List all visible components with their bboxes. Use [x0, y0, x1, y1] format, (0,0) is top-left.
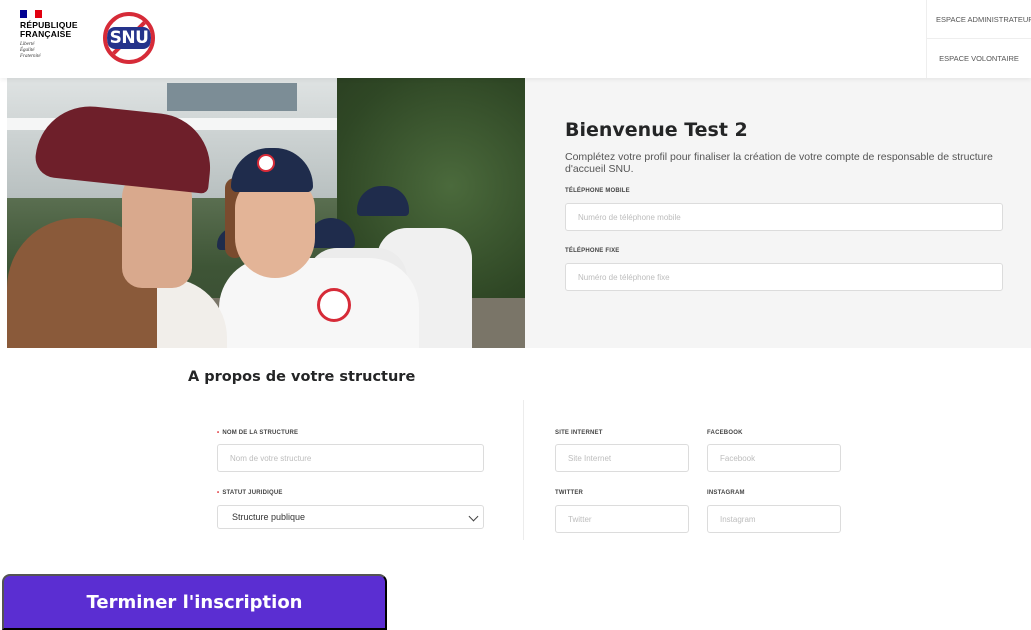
hero-photo	[7, 78, 525, 348]
nav-espace-administrateur[interactable]: ESPACE ADMINISTRATEUR	[927, 0, 1031, 39]
photo-window	[167, 83, 297, 111]
site-header: RÉPUBLIQUE FRANÇAISE Liberté Égalité Fra…	[0, 0, 1031, 78]
legal-status-select[interactable]: Structure publique	[217, 505, 484, 529]
column-divider	[523, 400, 524, 540]
structure-section-title: A propos de votre structure	[188, 369, 416, 385]
photo-person-2-face	[235, 178, 315, 278]
website-label: SITE INTERNET	[555, 430, 603, 436]
snu-logo-text: SNU	[107, 27, 151, 49]
required-marker: •	[217, 490, 220, 496]
mobile-phone-label: TÉLÉPHONE MOBILE	[565, 188, 630, 194]
photo-cap-badge	[257, 154, 275, 172]
welcome-subtitle: Complétez votre profil pour finaliser la…	[565, 151, 993, 175]
devise-fraternite: Fraternité	[20, 54, 41, 59]
legal-status-label-text: STATUT JURIDIQUE	[222, 490, 283, 496]
instagram-label: INSTAGRAM	[707, 490, 745, 496]
french-flag-icon	[20, 10, 42, 18]
welcome-title: Bienvenue Test 2	[565, 119, 748, 141]
snu-logo[interactable]: SNU	[103, 12, 155, 64]
nav-espace-volontaire[interactable]: ESPACE VOLONTAIRE	[927, 39, 1031, 78]
photo-shirt-logo	[317, 288, 351, 322]
twitter-label: TWITTER	[555, 490, 584, 496]
chevron-down-icon	[468, 511, 479, 522]
devise: Liberté Égalité Fraternité	[20, 42, 78, 60]
instagram-input[interactable]: Instagram	[707, 505, 841, 533]
finish-registration-button[interactable]: Terminer l'inscription	[2, 574, 387, 630]
fixed-phone-label: TÉLÉPHONE FIXE	[565, 248, 620, 254]
required-marker: •	[217, 430, 220, 436]
twitter-input[interactable]: Twitter	[555, 505, 689, 533]
legal-status-label: • STATUT JURIDIQUE	[217, 490, 283, 496]
fixed-phone-input[interactable]: Numéro de téléphone fixe	[565, 263, 1003, 291]
website-input[interactable]: Site Internet	[555, 444, 689, 472]
legal-status-value: Structure publique	[232, 512, 306, 522]
structure-name-input[interactable]: Nom de votre structure	[217, 444, 484, 472]
mobile-phone-input[interactable]: Numéro de téléphone mobile	[565, 203, 1003, 231]
structure-name-label: • NOM DE LA STRUCTURE	[217, 430, 298, 436]
welcome-panel: Bienvenue Test 2 Complétez votre profil …	[525, 78, 1031, 348]
structure-name-label-text: NOM DE LA STRUCTURE	[222, 430, 299, 436]
logo-line-2: FRANÇAISE	[20, 29, 72, 39]
republique-francaise-logo[interactable]: RÉPUBLIQUE FRANÇAISE Liberté Égalité Fra…	[20, 10, 78, 60]
facebook-input[interactable]: Facebook	[707, 444, 841, 472]
facebook-label: FACEBOOK	[707, 430, 743, 436]
header-nav: ESPACE ADMINISTRATEUR ESPACE VOLONTAIRE	[926, 0, 1031, 78]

----

** THE TASK **
Copy out every line of the records word for word, leaving out the pictures.

** TASK SOLUTION **
List all visible components with their bboxes. Use [x0, y0, x1, y1] format, (0,0) is top-left.
hero-photo	[7, 78, 525, 348]
nav-espace-administrateur[interactable]: ESPACE ADMINISTRATEUR	[927, 0, 1031, 39]
photo-window	[167, 83, 297, 111]
site-header: RÉPUBLIQUE FRANÇAISE Liberté Égalité Fra…	[0, 0, 1031, 78]
legal-status-select[interactable]: Structure publique	[217, 505, 484, 529]
column-divider	[523, 400, 524, 540]
structure-section-title: A propos de votre structure	[188, 369, 416, 385]
photo-person-2-face	[235, 178, 315, 278]
website-label: SITE INTERNET	[555, 430, 603, 436]
snu-logo-text: SNU	[107, 27, 151, 49]
required-marker: •	[217, 490, 220, 496]
mobile-phone-label: TÉLÉPHONE MOBILE	[565, 188, 630, 194]
photo-cap-badge	[257, 154, 275, 172]
welcome-subtitle: Complétez votre profil pour finaliser la…	[565, 151, 993, 175]
devise-fraternite: Fraternité	[20, 54, 41, 59]
legal-status-label-text: STATUT JURIDIQUE	[222, 490, 283, 496]
instagram-label: INSTAGRAM	[707, 490, 745, 496]
french-flag-icon	[20, 10, 42, 18]
welcome-title: Bienvenue Test 2	[565, 119, 748, 141]
snu-logo[interactable]: SNU	[103, 12, 155, 64]
nav-espace-volontaire[interactable]: ESPACE VOLONTAIRE	[927, 39, 1031, 78]
photo-shirt-logo	[317, 288, 351, 322]
twitter-label: TWITTER	[555, 490, 584, 496]
chevron-down-icon	[468, 511, 479, 522]
devise: Liberté Égalité Fraternité	[20, 42, 78, 60]
instagram-input[interactable]: Instagram	[707, 505, 841, 533]
finish-registration-button[interactable]: Terminer l'inscription	[2, 574, 387, 630]
fixed-phone-label: TÉLÉPHONE FIXE	[565, 248, 620, 254]
required-marker: •	[217, 430, 220, 436]
twitter-input[interactable]: Twitter	[555, 505, 689, 533]
legal-status-label: • STATUT JURIDIQUE	[217, 490, 283, 496]
fixed-phone-input[interactable]: Numéro de téléphone fixe	[565, 263, 1003, 291]
website-input[interactable]: Site Internet	[555, 444, 689, 472]
legal-status-value: Structure publique	[232, 512, 306, 522]
structure-name-input[interactable]: Nom de votre structure	[217, 444, 484, 472]
mobile-phone-input[interactable]: Numéro de téléphone mobile	[565, 203, 1003, 231]
structure-name-label: • NOM DE LA STRUCTURE	[217, 430, 298, 436]
welcome-panel: Bienvenue Test 2 Complétez votre profil …	[525, 78, 1031, 348]
structure-name-label-text: NOM DE LA STRUCTURE	[222, 430, 299, 436]
logo-line-2: FRANÇAISE	[20, 29, 72, 39]
republique-francaise-logo[interactable]: RÉPUBLIQUE FRANÇAISE Liberté Égalité Fra…	[20, 10, 78, 60]
facebook-input[interactable]: Facebook	[707, 444, 841, 472]
facebook-label: FACEBOOK	[707, 430, 743, 436]
header-nav: ESPACE ADMINISTRATEUR ESPACE VOLONTAIRE	[926, 0, 1031, 78]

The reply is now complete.